WORK INSTRUCTIONS »
List all lines in the material below that contain "moment".

[Extracted records]

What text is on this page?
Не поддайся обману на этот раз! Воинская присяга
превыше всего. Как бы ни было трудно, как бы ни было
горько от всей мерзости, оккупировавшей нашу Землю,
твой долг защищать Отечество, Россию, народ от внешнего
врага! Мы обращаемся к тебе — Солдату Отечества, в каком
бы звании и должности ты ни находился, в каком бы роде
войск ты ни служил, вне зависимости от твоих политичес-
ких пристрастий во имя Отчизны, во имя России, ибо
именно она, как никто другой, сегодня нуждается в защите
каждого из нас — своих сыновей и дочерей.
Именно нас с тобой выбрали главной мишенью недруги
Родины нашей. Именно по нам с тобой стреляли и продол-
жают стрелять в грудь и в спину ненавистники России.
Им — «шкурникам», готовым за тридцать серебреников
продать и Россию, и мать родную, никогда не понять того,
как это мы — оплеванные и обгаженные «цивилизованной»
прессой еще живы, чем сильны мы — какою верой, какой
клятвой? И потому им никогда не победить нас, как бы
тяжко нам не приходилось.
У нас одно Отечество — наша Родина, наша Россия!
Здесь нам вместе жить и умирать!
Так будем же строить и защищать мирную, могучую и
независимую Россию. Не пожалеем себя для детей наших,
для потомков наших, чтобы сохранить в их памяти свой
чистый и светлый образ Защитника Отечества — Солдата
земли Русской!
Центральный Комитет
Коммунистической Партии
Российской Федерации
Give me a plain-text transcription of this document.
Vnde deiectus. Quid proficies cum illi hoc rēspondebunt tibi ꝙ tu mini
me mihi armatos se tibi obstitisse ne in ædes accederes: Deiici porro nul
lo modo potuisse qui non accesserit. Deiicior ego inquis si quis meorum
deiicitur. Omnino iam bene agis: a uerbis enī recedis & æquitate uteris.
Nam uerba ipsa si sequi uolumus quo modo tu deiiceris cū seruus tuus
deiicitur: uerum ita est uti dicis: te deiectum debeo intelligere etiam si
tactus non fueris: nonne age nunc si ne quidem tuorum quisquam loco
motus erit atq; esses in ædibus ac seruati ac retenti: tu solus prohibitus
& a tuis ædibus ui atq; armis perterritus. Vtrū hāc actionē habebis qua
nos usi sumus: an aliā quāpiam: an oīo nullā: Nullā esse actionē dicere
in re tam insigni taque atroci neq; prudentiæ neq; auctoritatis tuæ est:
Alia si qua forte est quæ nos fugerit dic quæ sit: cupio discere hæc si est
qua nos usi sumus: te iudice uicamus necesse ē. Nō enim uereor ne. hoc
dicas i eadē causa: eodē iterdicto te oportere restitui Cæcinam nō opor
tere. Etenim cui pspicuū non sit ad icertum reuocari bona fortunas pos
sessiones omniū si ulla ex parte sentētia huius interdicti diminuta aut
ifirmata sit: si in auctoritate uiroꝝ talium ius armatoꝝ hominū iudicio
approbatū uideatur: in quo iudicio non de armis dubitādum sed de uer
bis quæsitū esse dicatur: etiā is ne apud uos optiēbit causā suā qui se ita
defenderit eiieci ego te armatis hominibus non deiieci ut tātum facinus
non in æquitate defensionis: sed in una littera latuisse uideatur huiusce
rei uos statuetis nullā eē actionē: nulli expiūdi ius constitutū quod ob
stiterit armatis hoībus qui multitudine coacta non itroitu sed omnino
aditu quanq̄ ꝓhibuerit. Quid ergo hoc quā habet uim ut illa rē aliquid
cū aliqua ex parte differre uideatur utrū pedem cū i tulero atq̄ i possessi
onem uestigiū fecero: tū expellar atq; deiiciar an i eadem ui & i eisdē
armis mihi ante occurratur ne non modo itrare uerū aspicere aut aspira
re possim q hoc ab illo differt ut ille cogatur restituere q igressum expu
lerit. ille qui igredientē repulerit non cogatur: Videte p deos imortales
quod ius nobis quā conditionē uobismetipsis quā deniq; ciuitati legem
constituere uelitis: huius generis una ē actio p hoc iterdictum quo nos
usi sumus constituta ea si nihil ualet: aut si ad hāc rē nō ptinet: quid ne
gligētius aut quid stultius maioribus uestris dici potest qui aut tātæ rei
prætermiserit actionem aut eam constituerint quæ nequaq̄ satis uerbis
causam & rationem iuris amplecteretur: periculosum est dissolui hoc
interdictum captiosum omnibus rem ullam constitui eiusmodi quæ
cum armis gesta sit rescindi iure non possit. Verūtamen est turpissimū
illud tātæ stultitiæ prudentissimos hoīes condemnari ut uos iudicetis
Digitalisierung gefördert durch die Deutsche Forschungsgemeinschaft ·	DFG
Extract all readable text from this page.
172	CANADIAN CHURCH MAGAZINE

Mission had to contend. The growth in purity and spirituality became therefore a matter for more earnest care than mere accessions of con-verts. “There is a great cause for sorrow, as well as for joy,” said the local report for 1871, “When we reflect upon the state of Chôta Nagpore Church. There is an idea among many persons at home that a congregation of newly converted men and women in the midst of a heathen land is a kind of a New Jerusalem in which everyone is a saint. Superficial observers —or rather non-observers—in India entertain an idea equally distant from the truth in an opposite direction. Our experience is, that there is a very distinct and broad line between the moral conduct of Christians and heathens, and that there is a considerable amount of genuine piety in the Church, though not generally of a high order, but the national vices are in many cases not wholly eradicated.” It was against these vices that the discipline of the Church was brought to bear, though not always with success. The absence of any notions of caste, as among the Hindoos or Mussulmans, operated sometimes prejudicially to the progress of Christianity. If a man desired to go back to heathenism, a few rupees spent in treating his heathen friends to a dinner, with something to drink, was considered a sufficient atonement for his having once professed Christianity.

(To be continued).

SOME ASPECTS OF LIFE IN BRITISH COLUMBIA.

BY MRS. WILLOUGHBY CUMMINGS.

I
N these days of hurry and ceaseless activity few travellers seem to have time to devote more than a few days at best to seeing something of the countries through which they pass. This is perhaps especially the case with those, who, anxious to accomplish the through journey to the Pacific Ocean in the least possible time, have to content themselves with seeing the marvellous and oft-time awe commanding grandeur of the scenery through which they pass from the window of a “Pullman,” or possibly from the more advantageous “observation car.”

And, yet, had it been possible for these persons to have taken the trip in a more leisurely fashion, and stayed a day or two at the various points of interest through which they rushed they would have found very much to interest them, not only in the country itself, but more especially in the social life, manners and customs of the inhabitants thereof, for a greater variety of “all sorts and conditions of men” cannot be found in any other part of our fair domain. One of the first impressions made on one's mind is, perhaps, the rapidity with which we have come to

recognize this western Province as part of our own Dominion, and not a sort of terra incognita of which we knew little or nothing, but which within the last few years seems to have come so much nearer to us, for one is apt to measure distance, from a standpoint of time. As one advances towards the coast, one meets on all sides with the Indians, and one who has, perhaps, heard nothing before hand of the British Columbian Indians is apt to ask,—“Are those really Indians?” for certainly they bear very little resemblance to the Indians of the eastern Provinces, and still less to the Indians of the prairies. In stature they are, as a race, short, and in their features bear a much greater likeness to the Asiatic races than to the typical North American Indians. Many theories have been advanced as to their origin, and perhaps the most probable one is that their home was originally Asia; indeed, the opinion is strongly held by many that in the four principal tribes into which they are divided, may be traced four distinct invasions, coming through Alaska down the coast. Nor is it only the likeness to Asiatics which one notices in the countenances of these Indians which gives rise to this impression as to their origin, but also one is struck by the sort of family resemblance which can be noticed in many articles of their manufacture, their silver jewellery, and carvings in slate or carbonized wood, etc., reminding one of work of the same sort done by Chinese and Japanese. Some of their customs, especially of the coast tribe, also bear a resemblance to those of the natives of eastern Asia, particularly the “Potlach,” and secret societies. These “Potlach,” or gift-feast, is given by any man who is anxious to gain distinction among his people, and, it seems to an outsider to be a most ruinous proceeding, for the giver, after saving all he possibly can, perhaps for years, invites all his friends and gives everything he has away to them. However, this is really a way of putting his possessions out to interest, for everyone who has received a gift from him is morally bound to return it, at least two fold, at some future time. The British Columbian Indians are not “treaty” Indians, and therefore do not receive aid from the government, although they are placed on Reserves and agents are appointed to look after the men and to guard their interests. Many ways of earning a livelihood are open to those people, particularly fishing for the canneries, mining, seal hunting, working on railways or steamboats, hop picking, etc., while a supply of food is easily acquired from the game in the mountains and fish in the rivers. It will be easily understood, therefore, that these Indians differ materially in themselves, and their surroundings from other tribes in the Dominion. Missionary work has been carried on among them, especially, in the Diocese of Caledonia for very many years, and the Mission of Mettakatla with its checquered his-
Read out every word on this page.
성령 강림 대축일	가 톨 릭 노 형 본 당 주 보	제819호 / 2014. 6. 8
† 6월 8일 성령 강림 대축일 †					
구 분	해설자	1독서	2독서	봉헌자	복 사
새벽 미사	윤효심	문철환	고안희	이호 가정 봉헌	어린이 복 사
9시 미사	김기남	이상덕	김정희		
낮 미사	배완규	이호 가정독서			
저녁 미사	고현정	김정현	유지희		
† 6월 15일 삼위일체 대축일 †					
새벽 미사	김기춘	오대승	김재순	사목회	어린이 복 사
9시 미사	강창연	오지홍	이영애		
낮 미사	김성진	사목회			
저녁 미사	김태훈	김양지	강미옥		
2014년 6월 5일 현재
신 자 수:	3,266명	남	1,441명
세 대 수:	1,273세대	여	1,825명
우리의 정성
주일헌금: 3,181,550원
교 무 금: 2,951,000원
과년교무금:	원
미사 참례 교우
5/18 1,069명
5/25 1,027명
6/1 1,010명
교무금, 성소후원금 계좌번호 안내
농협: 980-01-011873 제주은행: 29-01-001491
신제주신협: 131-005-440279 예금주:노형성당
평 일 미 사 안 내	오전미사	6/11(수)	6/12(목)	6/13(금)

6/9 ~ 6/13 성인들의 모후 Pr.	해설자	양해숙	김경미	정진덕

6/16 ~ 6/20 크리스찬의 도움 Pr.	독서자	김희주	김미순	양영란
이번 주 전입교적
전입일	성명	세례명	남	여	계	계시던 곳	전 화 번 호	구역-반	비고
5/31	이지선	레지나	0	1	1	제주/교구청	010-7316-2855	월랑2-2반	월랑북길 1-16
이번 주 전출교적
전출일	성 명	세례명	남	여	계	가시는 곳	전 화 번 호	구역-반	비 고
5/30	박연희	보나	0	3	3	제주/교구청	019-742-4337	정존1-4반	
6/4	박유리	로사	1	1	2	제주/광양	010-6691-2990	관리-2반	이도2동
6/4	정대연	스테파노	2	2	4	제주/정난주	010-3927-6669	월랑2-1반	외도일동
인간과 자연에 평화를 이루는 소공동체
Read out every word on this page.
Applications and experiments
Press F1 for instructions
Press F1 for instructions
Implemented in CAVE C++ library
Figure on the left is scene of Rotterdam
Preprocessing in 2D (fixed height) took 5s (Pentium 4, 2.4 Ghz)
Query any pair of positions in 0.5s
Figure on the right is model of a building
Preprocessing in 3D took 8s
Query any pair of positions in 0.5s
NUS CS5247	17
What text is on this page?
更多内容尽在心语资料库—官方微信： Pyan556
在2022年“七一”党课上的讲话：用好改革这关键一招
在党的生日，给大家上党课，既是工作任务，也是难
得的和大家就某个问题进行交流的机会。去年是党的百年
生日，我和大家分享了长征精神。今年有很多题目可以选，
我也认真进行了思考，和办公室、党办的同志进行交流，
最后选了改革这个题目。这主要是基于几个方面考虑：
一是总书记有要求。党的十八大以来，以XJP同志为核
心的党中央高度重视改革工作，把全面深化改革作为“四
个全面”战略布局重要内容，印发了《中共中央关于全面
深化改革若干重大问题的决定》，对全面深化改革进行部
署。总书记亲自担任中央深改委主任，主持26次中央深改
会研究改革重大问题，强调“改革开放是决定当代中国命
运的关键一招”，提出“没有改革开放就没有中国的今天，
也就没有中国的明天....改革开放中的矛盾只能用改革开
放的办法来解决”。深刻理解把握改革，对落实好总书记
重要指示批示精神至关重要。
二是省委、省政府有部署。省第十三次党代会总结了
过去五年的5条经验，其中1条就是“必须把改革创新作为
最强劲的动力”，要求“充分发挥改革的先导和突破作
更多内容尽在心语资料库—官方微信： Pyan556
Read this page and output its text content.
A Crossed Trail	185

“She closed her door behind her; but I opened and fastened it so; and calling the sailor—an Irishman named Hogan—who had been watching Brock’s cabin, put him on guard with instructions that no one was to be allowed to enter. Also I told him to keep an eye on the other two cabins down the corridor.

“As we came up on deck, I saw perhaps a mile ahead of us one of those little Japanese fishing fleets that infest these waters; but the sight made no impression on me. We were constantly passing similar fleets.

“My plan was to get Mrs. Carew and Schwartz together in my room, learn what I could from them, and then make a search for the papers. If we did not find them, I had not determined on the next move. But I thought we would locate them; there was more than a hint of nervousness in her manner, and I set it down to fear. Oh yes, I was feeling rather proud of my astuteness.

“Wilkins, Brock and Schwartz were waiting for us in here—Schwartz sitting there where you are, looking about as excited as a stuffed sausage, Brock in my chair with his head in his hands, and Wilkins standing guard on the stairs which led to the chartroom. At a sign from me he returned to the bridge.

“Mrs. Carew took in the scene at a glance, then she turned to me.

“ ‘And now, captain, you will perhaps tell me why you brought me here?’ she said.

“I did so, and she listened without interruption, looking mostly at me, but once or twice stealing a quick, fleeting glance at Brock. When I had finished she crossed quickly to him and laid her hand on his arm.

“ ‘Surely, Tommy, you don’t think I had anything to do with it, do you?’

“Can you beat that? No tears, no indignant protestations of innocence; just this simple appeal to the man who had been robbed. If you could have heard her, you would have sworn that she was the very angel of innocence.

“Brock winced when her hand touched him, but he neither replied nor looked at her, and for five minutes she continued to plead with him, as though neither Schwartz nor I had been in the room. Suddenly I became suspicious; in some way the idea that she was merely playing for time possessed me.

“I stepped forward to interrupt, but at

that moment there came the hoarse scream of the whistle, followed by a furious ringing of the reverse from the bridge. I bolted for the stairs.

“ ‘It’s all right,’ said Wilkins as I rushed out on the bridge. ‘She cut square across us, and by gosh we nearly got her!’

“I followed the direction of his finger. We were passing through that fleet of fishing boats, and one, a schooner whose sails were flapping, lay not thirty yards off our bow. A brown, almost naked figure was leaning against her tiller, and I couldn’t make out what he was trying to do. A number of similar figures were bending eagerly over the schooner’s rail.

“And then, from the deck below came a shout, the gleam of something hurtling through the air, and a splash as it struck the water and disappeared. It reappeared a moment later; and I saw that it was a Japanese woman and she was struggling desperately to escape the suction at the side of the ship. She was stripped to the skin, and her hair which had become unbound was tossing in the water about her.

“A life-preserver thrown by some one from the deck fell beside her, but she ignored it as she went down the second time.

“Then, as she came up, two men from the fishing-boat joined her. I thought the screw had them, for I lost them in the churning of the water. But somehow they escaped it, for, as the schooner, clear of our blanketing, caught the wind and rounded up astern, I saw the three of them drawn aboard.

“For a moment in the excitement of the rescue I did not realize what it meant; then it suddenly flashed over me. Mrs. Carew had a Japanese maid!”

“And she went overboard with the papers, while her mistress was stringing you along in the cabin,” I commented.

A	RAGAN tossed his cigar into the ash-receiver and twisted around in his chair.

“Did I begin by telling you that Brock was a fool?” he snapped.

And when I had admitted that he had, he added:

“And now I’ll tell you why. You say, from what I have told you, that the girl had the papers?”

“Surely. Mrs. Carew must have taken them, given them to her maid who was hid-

SOLVED EXERCISE »
that moment there came the hoarse scream of the whistle, followed by a furious ringing of the reverse from the bridge. I bolted for the stairs.
“And then, from the deck below came a shout, the gleam of something hurtling through the air, and a splash as it struck the water and disappeared. It reappeared a moment later; and I saw that it was a Japanese woman and she was struggling desperately to escape the suction at the side of the ship. She was stripped to the skin, and her hair which had become unbound was tossing in the water about her.
“For a moment in the excitement of the rescue I did not realize what it meant; then it suddenly flashed over me. Mrs. Carew had a Japanese maid!”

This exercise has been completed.